▶ _Task to carry out_:
Each line of the data below that carries the word "structured" needs to be copied.

▶ _Dataset_:
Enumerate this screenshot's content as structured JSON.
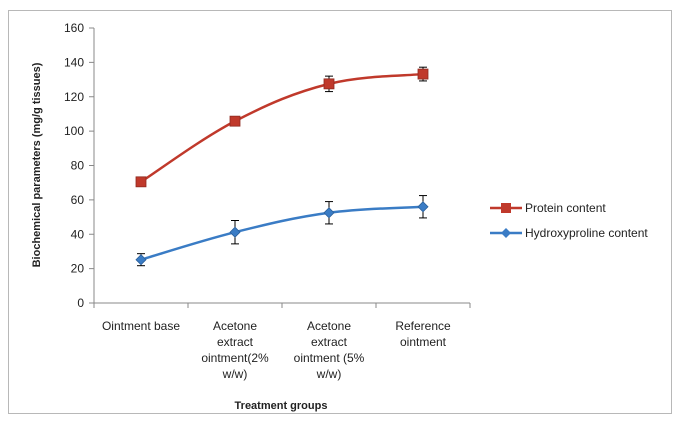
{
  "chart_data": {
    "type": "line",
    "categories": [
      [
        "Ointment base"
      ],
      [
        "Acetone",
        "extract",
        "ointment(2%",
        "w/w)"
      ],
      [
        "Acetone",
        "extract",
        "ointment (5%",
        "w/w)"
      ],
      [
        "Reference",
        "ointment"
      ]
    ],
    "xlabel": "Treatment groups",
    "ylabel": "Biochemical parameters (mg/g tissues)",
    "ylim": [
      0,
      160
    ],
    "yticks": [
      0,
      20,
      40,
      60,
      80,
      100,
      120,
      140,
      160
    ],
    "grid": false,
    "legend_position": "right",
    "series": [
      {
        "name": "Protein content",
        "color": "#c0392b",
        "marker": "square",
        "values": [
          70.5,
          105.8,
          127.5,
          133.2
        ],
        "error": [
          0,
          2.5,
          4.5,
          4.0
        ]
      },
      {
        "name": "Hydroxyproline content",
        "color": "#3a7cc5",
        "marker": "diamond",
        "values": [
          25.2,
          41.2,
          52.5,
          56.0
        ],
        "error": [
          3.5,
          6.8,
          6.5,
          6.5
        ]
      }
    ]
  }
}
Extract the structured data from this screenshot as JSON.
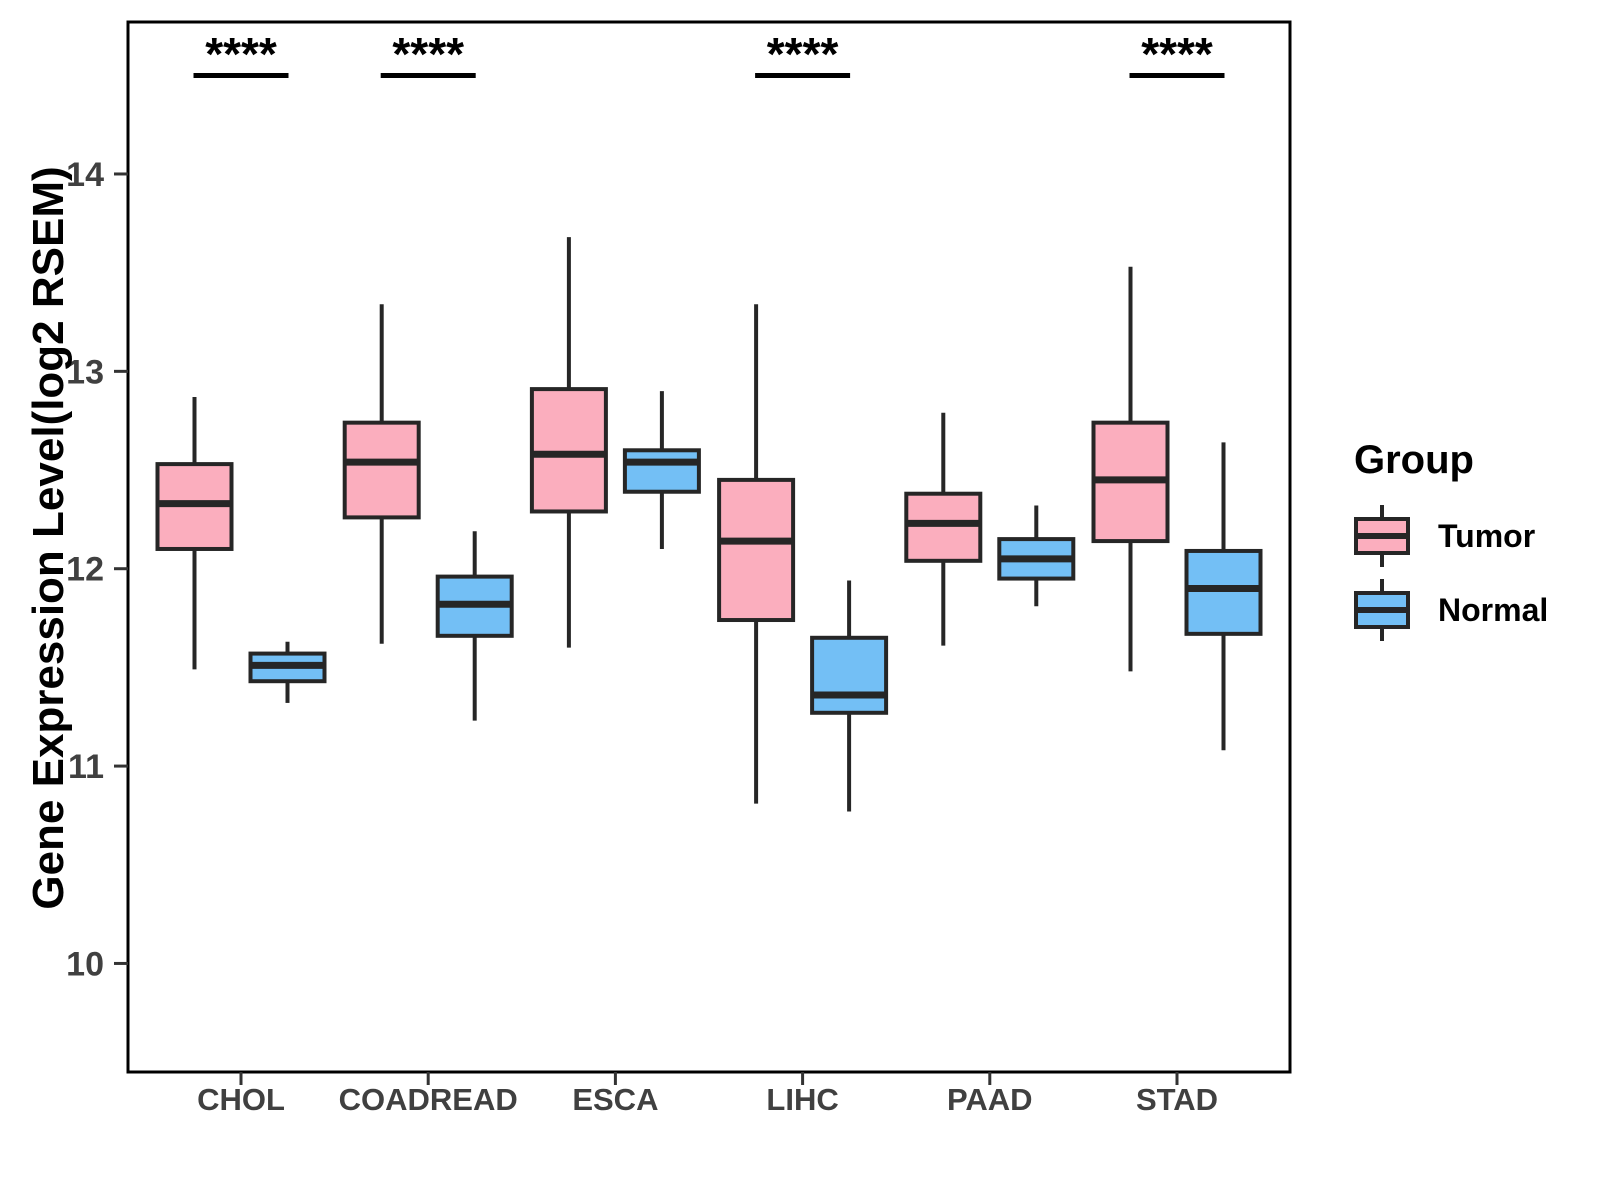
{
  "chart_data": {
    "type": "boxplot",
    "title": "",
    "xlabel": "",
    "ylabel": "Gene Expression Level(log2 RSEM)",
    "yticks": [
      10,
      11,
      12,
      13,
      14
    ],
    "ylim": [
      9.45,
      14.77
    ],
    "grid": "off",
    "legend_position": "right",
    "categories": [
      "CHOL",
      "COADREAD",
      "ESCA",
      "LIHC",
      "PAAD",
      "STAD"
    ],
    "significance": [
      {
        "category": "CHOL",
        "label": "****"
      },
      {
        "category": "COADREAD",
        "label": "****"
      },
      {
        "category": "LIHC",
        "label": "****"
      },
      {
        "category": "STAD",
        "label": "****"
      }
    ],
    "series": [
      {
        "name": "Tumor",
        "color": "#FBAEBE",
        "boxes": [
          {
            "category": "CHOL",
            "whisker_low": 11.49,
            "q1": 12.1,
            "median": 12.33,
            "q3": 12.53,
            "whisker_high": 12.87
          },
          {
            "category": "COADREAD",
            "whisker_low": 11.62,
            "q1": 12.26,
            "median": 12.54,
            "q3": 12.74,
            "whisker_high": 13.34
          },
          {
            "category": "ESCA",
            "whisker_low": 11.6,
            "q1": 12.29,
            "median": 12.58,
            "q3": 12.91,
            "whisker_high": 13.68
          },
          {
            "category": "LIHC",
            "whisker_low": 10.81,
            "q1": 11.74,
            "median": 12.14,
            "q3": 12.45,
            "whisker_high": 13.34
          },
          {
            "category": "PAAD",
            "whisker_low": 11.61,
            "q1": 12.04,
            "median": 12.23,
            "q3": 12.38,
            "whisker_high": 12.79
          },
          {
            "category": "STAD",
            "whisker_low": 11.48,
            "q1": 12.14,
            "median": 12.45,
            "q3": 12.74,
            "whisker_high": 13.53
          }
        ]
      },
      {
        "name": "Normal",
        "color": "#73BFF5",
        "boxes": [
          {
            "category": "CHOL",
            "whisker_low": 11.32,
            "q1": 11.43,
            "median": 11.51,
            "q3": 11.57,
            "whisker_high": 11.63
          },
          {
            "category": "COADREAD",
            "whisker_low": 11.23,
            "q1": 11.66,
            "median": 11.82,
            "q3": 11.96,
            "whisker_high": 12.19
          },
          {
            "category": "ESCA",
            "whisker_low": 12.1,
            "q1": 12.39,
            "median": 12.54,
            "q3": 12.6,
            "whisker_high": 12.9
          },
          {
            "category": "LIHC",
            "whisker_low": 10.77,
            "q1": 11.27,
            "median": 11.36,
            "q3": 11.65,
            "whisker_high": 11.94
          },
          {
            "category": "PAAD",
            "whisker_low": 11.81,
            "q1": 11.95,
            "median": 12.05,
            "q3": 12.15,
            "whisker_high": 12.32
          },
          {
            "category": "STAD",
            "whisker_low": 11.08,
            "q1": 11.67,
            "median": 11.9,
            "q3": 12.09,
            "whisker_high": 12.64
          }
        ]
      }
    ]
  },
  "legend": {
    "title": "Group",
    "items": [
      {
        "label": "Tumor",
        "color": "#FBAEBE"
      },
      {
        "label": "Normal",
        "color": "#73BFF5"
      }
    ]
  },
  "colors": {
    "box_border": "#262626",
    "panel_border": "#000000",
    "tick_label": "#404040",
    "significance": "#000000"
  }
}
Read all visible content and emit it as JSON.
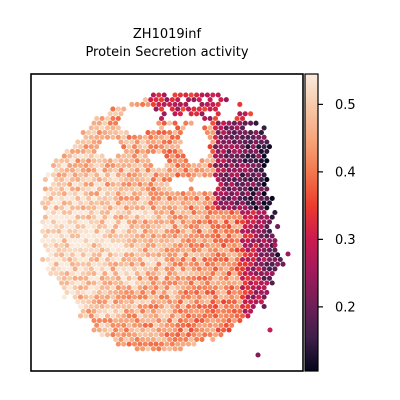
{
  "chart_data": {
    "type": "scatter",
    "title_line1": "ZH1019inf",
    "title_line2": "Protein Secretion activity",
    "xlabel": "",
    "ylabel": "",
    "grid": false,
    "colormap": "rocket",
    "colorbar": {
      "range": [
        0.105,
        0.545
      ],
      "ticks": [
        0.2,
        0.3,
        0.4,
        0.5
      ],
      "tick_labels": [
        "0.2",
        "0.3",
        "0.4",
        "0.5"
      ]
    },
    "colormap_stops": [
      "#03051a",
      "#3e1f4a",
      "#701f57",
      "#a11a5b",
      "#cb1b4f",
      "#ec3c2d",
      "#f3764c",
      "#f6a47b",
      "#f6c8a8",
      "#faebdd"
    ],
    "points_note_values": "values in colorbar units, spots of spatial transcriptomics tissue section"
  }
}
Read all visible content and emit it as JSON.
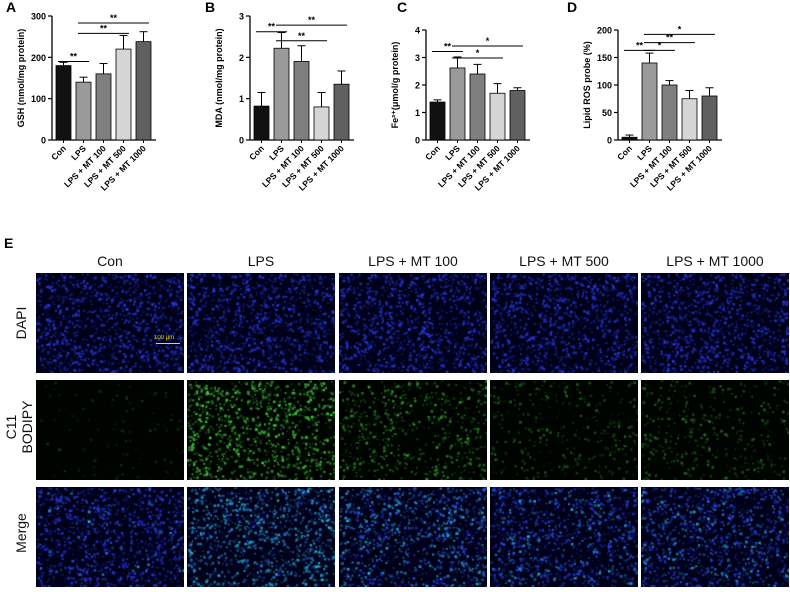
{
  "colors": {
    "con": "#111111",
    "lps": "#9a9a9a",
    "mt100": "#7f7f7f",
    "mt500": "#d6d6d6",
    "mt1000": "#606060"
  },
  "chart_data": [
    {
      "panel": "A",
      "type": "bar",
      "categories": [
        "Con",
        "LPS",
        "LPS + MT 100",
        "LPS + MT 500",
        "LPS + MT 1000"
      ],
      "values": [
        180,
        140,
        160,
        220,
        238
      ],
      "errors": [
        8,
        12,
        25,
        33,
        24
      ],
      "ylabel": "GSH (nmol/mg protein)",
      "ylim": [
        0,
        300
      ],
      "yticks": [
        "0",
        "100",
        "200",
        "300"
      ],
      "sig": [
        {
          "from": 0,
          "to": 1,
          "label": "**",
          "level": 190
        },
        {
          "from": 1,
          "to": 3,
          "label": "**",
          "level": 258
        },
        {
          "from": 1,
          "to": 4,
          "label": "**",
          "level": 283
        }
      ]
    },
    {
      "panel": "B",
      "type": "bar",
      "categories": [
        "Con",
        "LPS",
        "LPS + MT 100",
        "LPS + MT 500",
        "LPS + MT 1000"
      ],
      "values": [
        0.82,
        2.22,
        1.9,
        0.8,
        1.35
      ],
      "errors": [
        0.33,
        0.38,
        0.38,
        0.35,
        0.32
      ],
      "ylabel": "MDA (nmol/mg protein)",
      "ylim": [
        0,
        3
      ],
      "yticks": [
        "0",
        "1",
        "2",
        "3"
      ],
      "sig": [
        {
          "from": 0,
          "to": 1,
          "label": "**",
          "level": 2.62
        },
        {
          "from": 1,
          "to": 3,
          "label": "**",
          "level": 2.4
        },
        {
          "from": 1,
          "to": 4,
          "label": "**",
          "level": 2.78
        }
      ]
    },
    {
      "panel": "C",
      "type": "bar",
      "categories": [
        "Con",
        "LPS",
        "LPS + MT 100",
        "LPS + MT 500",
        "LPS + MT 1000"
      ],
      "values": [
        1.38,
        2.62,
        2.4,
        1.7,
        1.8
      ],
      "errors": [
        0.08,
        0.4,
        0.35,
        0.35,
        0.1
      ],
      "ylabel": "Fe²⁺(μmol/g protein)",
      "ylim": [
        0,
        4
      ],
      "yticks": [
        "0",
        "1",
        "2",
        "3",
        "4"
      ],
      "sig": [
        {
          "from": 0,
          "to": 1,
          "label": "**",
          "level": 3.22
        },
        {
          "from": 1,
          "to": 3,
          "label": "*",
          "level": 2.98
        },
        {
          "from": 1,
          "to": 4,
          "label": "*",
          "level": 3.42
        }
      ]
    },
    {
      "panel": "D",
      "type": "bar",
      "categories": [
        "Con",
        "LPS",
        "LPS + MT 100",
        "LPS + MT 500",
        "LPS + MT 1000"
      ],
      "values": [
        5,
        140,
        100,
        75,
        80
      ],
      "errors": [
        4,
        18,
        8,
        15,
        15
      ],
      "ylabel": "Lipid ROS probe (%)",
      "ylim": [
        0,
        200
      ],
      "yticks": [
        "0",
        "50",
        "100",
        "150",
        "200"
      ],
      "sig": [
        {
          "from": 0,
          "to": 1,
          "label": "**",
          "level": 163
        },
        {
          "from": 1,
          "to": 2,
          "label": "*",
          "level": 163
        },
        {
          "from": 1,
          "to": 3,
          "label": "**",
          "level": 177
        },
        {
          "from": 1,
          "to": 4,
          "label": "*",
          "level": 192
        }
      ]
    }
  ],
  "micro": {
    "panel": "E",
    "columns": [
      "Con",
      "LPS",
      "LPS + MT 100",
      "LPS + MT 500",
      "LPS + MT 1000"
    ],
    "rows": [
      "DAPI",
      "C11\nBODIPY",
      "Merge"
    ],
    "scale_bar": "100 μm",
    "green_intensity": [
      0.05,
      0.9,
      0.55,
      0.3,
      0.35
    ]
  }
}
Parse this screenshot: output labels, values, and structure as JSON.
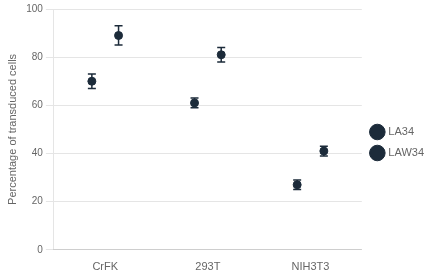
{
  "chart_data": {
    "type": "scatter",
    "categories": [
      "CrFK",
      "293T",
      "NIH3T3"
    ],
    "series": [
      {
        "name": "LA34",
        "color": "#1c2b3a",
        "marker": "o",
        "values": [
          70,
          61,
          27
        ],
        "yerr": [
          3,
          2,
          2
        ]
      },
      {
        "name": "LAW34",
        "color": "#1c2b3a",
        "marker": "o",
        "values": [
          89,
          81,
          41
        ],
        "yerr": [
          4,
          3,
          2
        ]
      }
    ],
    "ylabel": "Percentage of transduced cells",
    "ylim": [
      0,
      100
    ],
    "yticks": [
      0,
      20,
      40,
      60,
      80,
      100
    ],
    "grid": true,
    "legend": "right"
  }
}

▶ _Exercise response_:
Enumerate this screenshot's content as structured JSON.
Extract the structured data from this screenshot as JSON.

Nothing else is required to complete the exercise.